> [Exercise details] Do not include the pictures; repeat the rest of the data exactly.

> [Data entries]
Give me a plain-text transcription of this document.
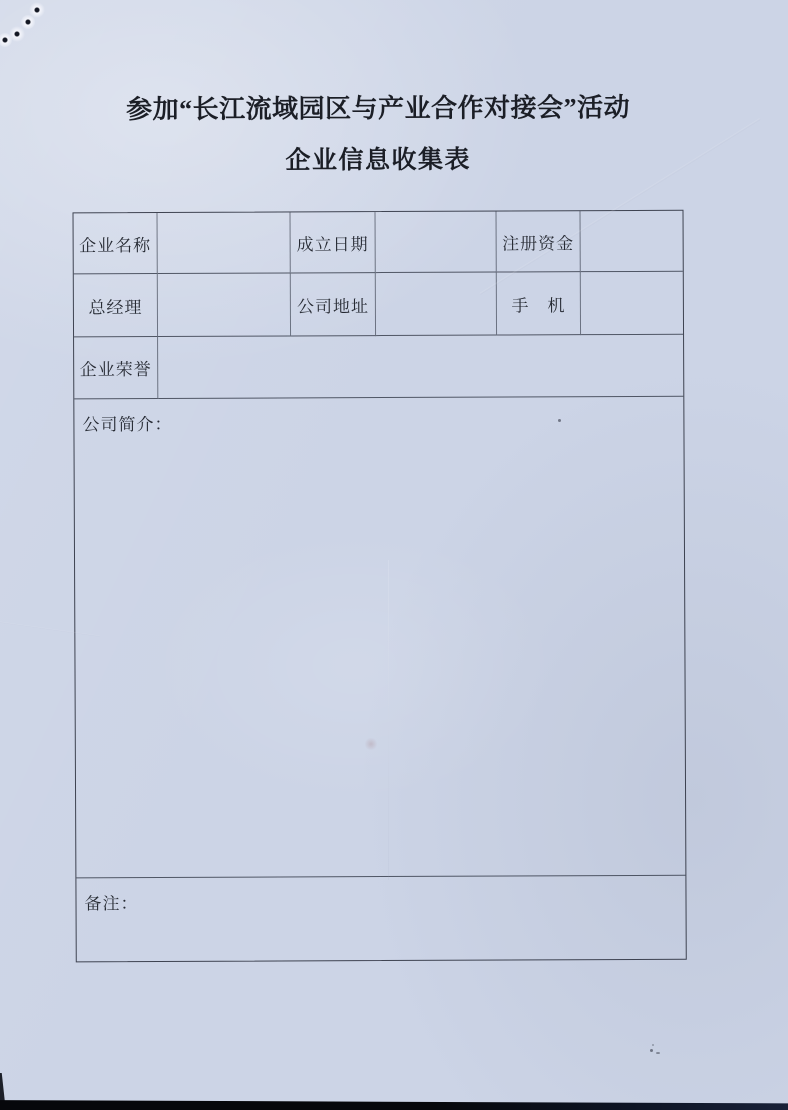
参加“长江流域园区与产业合作对接会”活动
企业信息收集表
企业名称	成立日期	注册资金
总经理	公司地址	手　机
企业荣誉
公司简介：
备注：
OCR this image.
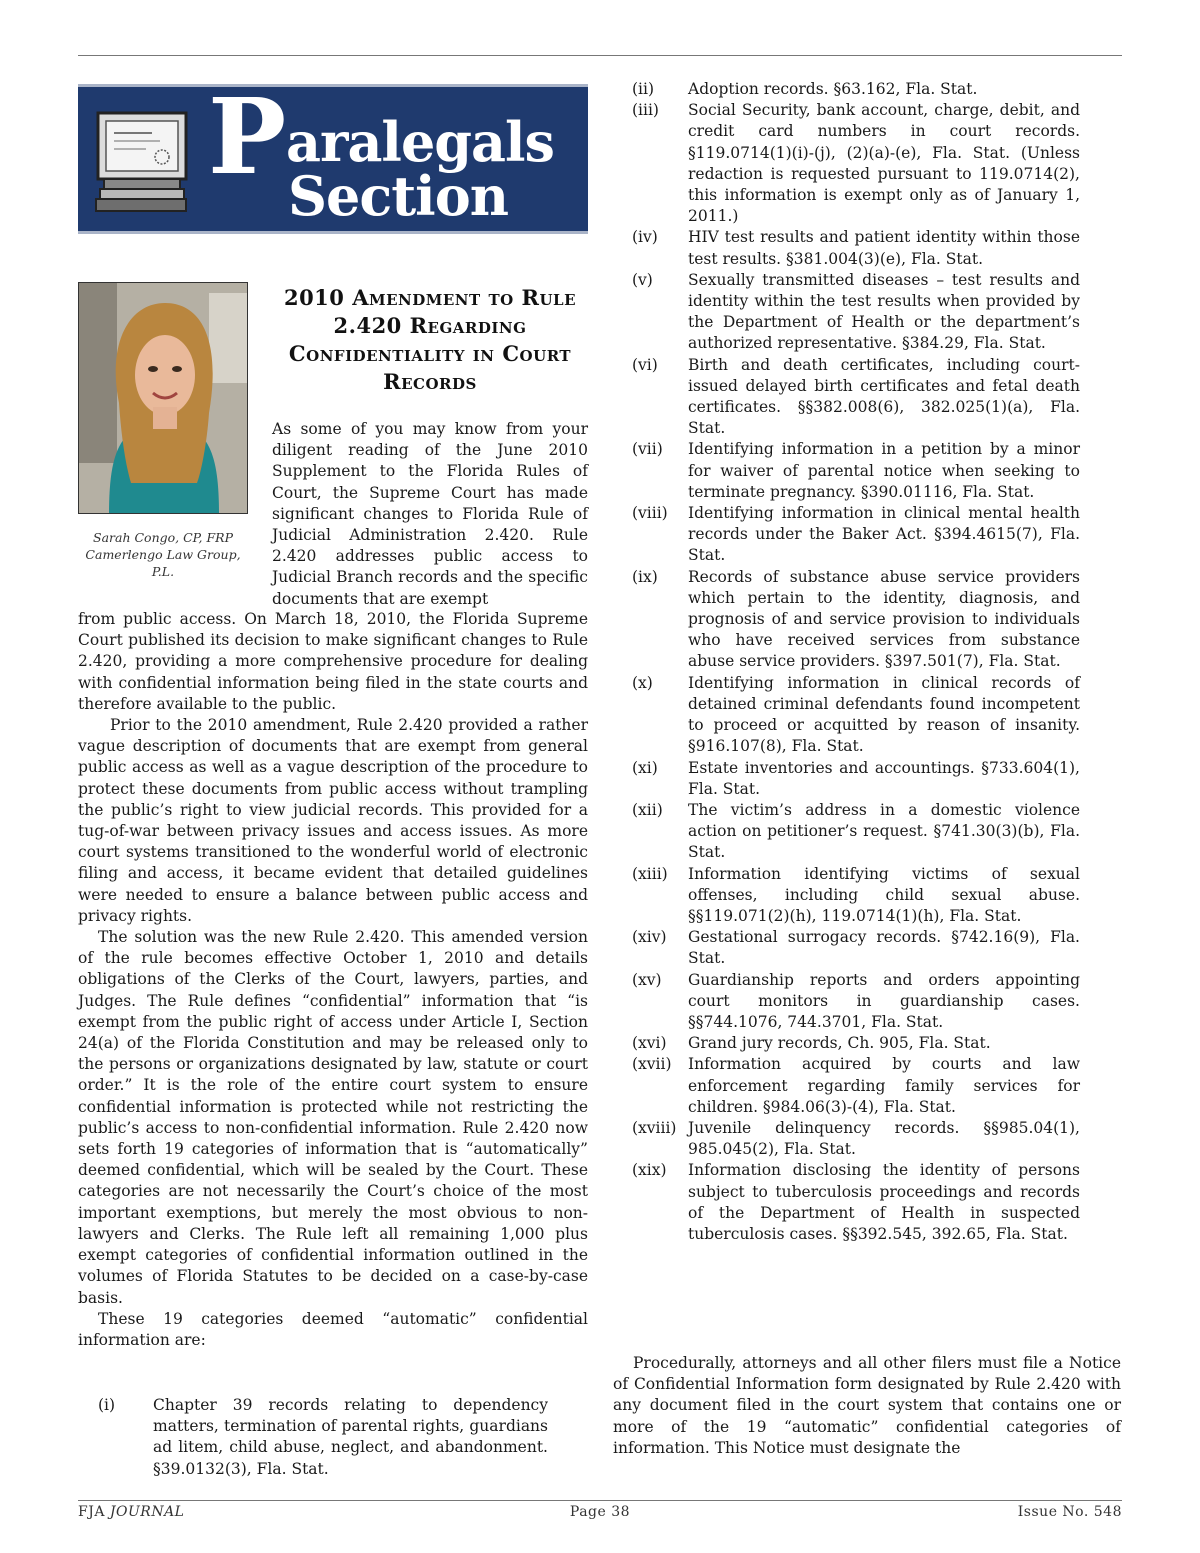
P aralegals
Section
Sarah Congo, CP, FRP
Camerlengo Law Group, P.L.
2010 Amendment to Rule
2.420 Regarding
Confidentiality in Court
Records

As some of you may know from your diligent reading of the June 2010 Supplement to the Florida Rules of Court, the Supreme Court has made significant changes to Florida Rule of Judicial Administration 2.420. Rule 2.420 addresses public access to Judicial Branch records and the specific documents that are exempt

from public access. On March 18, 2010, the Florida Supreme Court published its decision to make significant changes to Rule 2.420, providing a more comprehensive procedure for dealing with confidential information being filed in the state courts and therefore available to the public.

Prior to the 2010 amendment, Rule 2.420 provided a rather vague description of documents that are exempt from general public access as well as a vague description of the procedure to protect these documents from public access without trampling the public’s right to view judicial records. This provided for a tug-of-war between privacy issues and access issues. As more court systems transitioned to the wonderful world of electronic filing and access, it became evident that detailed guidelines were needed to ensure a balance between public access and privacy rights.

The solution was the new Rule 2.420. This amended version of the rule becomes effective October 1, 2010 and details obligations of the Clerks of the Court, lawyers, parties, and Judges. The Rule defines “confidential” information that “is exempt from the public right of access under Article I, Section 24(a) of the Florida Constitution and may be released only to the persons or organizations designated by law, statute or court order.” It is the role of the entire court system to ensure confidential information is protected while not restricting the public’s access to non-confidential information. Rule 2.420 now sets forth 19 categories of information that is “automatically” deemed confidential, which will be sealed by the Court. These categories are not necessarily the Court’s choice of the most important exemptions, but merely the most obvious to non-lawyers and Clerks. The Rule left all remaining 1,000 plus exempt categories of confidential information outlined in the volumes of Florida Statutes to be decided on a case-by-case basis.

These 19 categories deemed “automatic” confidential information are:

(i) Chapter 39 records relating to dependency matters, termination of parental rights, guardians ad litem, child abuse, neglect, and abandonment. §39.0132(3), Fla. Stat.
(ii) Adoption records. §63.162, Fla. Stat.
(iii) Social Security, bank account, charge, debit, and credit card numbers in court records. §119.0714(1)(i)-(j), (2)(a)-(e), Fla. Stat. (Unless redaction is requested pursuant to 119.0714(2), this information is exempt only as of January 1, 2011.)
(iv) HIV test results and patient identity within those test results. §381.004(3)(e), Fla. Stat.
(v) Sexually transmitted diseases – test results and identity within the test results when provided by the Department of Health or the department’s authorized representative. §384.29, Fla. Stat.
(vi) Birth and death certificates, including court-issued delayed birth certificates and fetal death certificates. §§382.008(6), 382.025(1)(a), Fla. Stat.
(vii) Identifying information in a petition by a minor for waiver of parental notice when seeking to terminate pregnancy. §390.01116, Fla. Stat.
(viii) Identifying information in clinical mental health records under the Baker Act. §394.4615(7), Fla. Stat.
(ix) Records of substance abuse service providers which pertain to the identity, diagnosis, and prognosis of and service provision to individuals who have received services from substance abuse service providers. §397.501(7), Fla. Stat.
(x) Identifying information in clinical records of detained criminal defendants found incompetent to proceed or acquitted by reason of insanity. §916.107(8), Fla. Stat.
(xi) Estate inventories and accountings. §733.604(1), Fla. Stat.
(xii) The victim’s address in a domestic violence action on petitioner’s request. §741.30(3)(b), Fla. Stat.
(xiii) Information identifying victims of sexual offenses, including child sexual abuse. §§119.071(2)(h), 119.0714(1)(h), Fla. Stat.
(xiv) Gestational surrogacy records. §742.16(9), Fla. Stat.
(xv) Guardianship reports and orders appointing court monitors in guardianship cases. §§744.1076, 744.3701, Fla. Stat.
(xvi) Grand jury records, Ch. 905, Fla. Stat.
(xvii) Information acquired by courts and law enforcement regarding family services for children. §984.06(3)-(4), Fla. Stat.
(xviii) Juvenile delinquency records. §§985.04(1), 985.045(2), Fla. Stat.
(xix) Information disclosing the identity of persons subject to tuberculosis proceedings and records of the Department of Health in suspected tuberculosis cases. §§392.545, 392.65, Fla. Stat.

Procedurally, attorneys and all other filers must file a Notice of Confidential Information form designated by Rule 2.420 with any document filed in the court system that contains one or more of the 19 “automatic” confidential categories of information. This Notice must designate the

FJA JOURNAL	Page 38	Issue No. 548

> [Answer to this exercise]
Give me a plain-text transcription of this document.
参加“长江流域园区与产业合作对接会”活动
企业信息收集表
企业名称	成立日期	注册资金
总经理	公司地址	手　机
企业荣誉
公司简介：
备注：
OCR this image.
P aralegals
Section
Sarah Congo, CP, FRP
Camerlengo Law Group, P.L.
2010 Amendment to Rule
2.420 Regarding
Confidentiality in Court
Records

As some of you may know from your diligent reading of the June 2010 Supplement to the Florida Rules of Court, the Supreme Court has made significant changes to Florida Rule of Judicial Administration 2.420. Rule 2.420 addresses public access to Judicial Branch records and the specific documents that are exempt

from public access. On March 18, 2010, the Florida Supreme Court published its decision to make significant changes to Rule 2.420, providing a more comprehensive procedure for dealing with confidential information being filed in the state courts and therefore available to the public.

Prior to the 2010 amendment, Rule 2.420 provided a rather vague description of documents that are exempt from general public access as well as a vague description of the procedure to protect these documents from public access without trampling the public’s right to view judicial records. This provided for a tug-of-war between privacy issues and access issues. As more court systems transitioned to the wonderful world of electronic filing and access, it became evident that detailed guidelines were needed to ensure a balance between public access and privacy rights.

The solution was the new Rule 2.420. This amended version of the rule becomes effective October 1, 2010 and details obligations of the Clerks of the Court, lawyers, parties, and Judges. The Rule defines “confidential” information that “is exempt from the public right of access under Article I, Section 24(a) of the Florida Constitution and may be released only to the persons or organizations designated by law, statute or court order.” It is the role of the entire court system to ensure confidential information is protected while not restricting the public’s access to non-confidential information. Rule 2.420 now sets forth 19 categories of information that is “automatically” deemed confidential, which will be sealed by the Court. These categories are not necessarily the Court’s choice of the most important exemptions, but merely the most obvious to non-lawyers and Clerks. The Rule left all remaining 1,000 plus exempt categories of confidential information outlined in the volumes of Florida Statutes to be decided on a case-by-case basis.

These 19 categories deemed “automatic” confidential information are:

(i) Chapter 39 records relating to dependency matters, termination of parental rights, guardians ad litem, child abuse, neglect, and abandonment. §39.0132(3), Fla. Stat.
(ii) Adoption records. §63.162, Fla. Stat.
(iii) Social Security, bank account, charge, debit, and credit card numbers in court records. §119.0714(1)(i)-(j), (2)(a)-(e), Fla. Stat. (Unless redaction is requested pursuant to 119.0714(2), this information is exempt only as of January 1, 2011.)
(iv) HIV test results and patient identity within those test results. §381.004(3)(e), Fla. Stat.
(v) Sexually transmitted diseases – test results and identity within the test results when provided by the Department of Health or the department’s authorized representative. §384.29, Fla. Stat.
(vi) Birth and death certificates, including court-issued delayed birth certificates and fetal death certificates. §§382.008(6), 382.025(1)(a), Fla. Stat.
(vii) Identifying information in a petition by a minor for waiver of parental notice when seeking to terminate pregnancy. §390.01116, Fla. Stat.
(viii) Identifying information in clinical mental health records under the Baker Act. §394.4615(7), Fla. Stat.
(ix) Records of substance abuse service providers which pertain to the identity, diagnosis, and prognosis of and service provision to individuals who have received services from substance abuse service providers. §397.501(7), Fla. Stat.
(x) Identifying information in clinical records of detained criminal defendants found incompetent to proceed or acquitted by reason of insanity. §916.107(8), Fla. Stat.
(xi) Estate inventories and accountings. §733.604(1), Fla. Stat.
(xii) The victim’s address in a domestic violence action on petitioner’s request. §741.30(3)(b), Fla. Stat.
(xiii) Information identifying victims of sexual offenses, including child sexual abuse. §§119.071(2)(h), 119.0714(1)(h), Fla. Stat.
(xiv) Gestational surrogacy records. §742.16(9), Fla. Stat.
(xv) Guardianship reports and orders appointing court monitors in guardianship cases. §§744.1076, 744.3701, Fla. Stat.
(xvi) Grand jury records, Ch. 905, Fla. Stat.
(xvii) Information acquired by courts and law enforcement regarding family services for children. §984.06(3)-(4), Fla. Stat.
(xviii) Juvenile delinquency records. §§985.04(1), 985.045(2), Fla. Stat.
(xix) Information disclosing the identity of persons subject to tuberculosis proceedings and records of the Department of Health in suspected tuberculosis cases. §§392.545, 392.65, Fla. Stat.

Procedurally, attorneys and all other filers must file a Notice of Confidential Information form designated by Rule 2.420 with any document filed in the court system that contains one or more of the 19 “automatic” confidential categories of information. This Notice must designate the

FJA JOURNAL	Page 38	Issue No. 548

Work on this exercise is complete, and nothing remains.